* WHAT THE EXERCISE ASKS *
Pull out every line below that holds the word "Tecno".

* EXERCISE MATERIAL *
•••

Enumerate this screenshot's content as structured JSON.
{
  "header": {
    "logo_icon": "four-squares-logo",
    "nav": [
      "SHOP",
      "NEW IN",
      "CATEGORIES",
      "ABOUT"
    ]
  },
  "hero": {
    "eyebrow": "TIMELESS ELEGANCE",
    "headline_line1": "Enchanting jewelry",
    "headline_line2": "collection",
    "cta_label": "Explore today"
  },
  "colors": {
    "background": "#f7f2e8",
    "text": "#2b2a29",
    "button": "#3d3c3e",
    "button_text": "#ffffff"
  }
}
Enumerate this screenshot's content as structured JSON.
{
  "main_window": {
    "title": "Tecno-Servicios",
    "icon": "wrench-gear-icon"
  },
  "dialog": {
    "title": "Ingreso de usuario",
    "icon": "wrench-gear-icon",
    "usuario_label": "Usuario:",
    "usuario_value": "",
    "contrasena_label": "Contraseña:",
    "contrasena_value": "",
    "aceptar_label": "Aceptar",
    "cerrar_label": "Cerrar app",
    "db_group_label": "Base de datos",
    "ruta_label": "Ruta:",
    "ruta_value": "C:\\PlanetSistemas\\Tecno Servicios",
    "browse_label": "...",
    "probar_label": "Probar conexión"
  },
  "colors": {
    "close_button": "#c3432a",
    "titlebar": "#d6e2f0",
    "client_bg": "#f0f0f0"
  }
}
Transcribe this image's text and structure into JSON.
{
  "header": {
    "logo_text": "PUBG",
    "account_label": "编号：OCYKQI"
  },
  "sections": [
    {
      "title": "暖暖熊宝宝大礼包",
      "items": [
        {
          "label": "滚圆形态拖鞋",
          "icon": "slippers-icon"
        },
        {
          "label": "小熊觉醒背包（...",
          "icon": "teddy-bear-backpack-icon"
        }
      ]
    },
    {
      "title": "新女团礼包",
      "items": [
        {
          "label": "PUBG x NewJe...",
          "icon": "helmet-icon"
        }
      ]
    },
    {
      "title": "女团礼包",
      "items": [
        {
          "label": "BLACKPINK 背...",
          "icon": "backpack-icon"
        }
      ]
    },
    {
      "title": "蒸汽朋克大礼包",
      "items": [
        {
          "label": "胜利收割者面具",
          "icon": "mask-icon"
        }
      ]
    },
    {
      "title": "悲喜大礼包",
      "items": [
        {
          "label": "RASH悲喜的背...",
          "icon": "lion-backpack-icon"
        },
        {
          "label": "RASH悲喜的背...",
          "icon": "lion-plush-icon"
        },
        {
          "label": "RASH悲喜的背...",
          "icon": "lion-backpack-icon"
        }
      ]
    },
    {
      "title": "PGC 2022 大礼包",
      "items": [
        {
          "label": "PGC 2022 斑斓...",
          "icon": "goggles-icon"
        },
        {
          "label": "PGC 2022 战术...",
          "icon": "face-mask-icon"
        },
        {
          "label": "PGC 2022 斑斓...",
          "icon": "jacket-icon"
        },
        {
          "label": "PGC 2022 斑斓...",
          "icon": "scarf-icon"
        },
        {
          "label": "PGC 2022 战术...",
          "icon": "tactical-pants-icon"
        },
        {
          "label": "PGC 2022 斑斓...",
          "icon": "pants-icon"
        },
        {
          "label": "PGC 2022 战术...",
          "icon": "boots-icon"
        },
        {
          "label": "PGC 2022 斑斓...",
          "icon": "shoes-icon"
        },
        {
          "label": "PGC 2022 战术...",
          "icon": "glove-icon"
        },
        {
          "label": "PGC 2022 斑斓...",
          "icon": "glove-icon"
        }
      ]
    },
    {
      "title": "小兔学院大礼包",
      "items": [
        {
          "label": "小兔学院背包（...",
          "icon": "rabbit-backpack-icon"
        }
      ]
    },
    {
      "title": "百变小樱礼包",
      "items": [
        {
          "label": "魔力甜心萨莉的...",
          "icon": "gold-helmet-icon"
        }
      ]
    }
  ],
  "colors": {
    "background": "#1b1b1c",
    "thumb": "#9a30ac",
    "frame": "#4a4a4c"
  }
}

•••

* EXPECTED ANSWER *
    "title": "Tecno-Servicios",
    "ruta_value": "C:\\PlanetSistemas\\Tecno Servicios",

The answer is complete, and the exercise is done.